## Start EXTRACT

Posted by  wasserman 

Residents would like to pay rent using Venmo or Zelle.  What if a non-tenant deposits funds into my account?  Would that automatically create a tenancy?

The answer is maybe.  Understandably, members are constantly and rightfully mindful of establishing a direct owner-tenant relationship with subtenants or “subsequent occupants.”  For the past twenty-five-plus years, housing providers have enjoyed the benefits of the Costa-Hawkins Rental Housing Act, which permits unlimited rent adjustments when the last person who was an original occupant no longer permanently resides in the apartment.  An “original occupant” includes all persons who signed the rental contract as well as anyone, regardless of age, who moved into the housing when the tenancy began.  All other persons who came in after the tenancy’s inception are termed subsequent occupants.  Once all original occupants permanently vacate, rent may be adjusted to market levels as to any subsequent occupants that remain in occupancy.

However, there is what is known as the “Waiver Rule.”  Costa-Hawkins states that the right to adjust rent as to subsequent occupants is waived, or lost, if the property owner accepts rent after receiving some type of written notice from the original occupants that they had permanently vacated.  The Rent Board’s position is that rent may only be accepted and processed after a notice of rent increase has been served, meaning once you are noticed that the original occupants have left, you must issue the rent increase announcement before processing monthly rent remittances.  Otherwise, the Waiver Rule could preclude you from decontrolling the apartment.

## End EXTRACT
## Start DATA EXCERPTS

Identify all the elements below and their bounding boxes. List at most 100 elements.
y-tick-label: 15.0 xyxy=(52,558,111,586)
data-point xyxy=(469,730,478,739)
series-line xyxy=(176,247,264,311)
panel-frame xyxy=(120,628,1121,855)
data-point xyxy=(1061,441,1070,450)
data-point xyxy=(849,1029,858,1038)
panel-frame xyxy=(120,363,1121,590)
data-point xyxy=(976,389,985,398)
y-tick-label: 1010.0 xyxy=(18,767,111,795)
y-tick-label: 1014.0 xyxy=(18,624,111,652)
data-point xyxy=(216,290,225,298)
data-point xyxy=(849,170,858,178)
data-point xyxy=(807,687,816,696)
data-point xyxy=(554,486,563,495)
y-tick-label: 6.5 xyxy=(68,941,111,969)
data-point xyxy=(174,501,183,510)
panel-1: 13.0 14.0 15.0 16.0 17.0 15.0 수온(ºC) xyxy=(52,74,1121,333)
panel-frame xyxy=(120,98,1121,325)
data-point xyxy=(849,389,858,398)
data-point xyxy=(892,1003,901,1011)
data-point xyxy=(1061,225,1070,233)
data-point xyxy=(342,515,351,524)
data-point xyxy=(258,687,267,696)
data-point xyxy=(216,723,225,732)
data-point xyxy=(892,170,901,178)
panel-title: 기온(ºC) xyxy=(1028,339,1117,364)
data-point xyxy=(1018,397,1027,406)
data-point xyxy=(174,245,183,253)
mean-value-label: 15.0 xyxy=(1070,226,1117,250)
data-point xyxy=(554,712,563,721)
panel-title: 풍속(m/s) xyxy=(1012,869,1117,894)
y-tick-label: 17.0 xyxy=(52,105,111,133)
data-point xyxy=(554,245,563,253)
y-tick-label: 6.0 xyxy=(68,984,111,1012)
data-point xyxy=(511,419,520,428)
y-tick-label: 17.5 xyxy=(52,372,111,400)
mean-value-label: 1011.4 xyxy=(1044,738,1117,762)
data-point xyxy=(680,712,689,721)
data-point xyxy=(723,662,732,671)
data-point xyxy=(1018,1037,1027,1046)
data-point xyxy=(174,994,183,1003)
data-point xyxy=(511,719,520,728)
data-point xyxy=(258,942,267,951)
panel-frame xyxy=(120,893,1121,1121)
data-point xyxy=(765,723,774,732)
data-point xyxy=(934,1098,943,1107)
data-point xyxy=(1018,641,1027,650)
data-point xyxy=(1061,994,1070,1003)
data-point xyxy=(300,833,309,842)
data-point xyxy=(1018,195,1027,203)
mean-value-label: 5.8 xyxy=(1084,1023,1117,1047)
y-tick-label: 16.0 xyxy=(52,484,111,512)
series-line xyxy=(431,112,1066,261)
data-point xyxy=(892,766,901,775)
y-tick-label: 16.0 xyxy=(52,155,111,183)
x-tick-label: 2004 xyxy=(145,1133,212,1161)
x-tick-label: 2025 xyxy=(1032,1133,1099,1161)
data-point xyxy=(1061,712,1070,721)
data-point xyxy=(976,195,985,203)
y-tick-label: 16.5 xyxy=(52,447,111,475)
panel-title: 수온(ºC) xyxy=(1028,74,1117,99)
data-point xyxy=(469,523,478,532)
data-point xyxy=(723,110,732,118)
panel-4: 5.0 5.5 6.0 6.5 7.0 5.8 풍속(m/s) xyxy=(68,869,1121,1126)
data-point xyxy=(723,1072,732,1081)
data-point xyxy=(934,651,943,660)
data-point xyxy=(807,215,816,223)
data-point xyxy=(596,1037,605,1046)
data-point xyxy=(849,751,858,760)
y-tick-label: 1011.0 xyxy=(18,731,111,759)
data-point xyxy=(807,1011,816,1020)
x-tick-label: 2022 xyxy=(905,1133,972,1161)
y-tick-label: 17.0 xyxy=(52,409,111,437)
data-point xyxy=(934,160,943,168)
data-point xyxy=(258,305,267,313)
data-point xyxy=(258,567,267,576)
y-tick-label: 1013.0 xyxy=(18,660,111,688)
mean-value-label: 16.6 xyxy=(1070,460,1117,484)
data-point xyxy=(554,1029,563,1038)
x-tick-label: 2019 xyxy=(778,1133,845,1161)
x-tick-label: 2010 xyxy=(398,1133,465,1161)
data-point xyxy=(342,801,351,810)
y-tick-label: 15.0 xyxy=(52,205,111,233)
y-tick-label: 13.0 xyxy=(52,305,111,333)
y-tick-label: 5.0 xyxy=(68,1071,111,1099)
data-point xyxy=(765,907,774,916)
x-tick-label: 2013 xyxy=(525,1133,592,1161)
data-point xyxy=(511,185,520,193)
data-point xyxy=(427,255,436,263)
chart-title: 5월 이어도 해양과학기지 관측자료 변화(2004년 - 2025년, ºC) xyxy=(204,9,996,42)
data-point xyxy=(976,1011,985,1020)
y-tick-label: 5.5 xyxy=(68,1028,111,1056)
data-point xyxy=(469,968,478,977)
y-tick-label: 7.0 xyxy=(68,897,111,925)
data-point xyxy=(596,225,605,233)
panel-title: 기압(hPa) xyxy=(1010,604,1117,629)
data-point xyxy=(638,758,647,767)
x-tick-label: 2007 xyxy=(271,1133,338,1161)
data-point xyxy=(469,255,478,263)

## End DATA EXCERPTS

> **SET EXERCISE 1**
According to the post about rent payments, what does the Costa-Hawkins Rental Housing Act permit?
> **SET EXERCISE 2**
Repeat everything in the post about rent payments from "The answer is" down to "remain in occupancy.", with no changes.

> **OUTPUT 1**
It permits unlimited rent adjustments when the last person who was an original occupant no longer permanently resides in the apartment.

> **OUTPUT 2**
The answer is maybe.  Understandably, members are constantly and rightfully mindful of establishing a direct owner-tenant relationship with subtenants or “subsequent occupants.”  For the past twenty-five-plus years, housing providers have enjoyed the benefits of the Costa-Hawkins Rental Housing Act, which permits unlimited rent adjustments when the last person who was an original occupant no longer permanently resides in the apartment.  An “original occupant” includes all persons who signed the rental contract as well as anyone, regardless of age, who moved into the housing when the tenancy began.  All other persons who came in after the tenancy’s inception are termed subsequent occupants.  Once all original occupants permanently vacate, rent may be adjusted to market levels as to any subsequent occupants that remain in occupancy.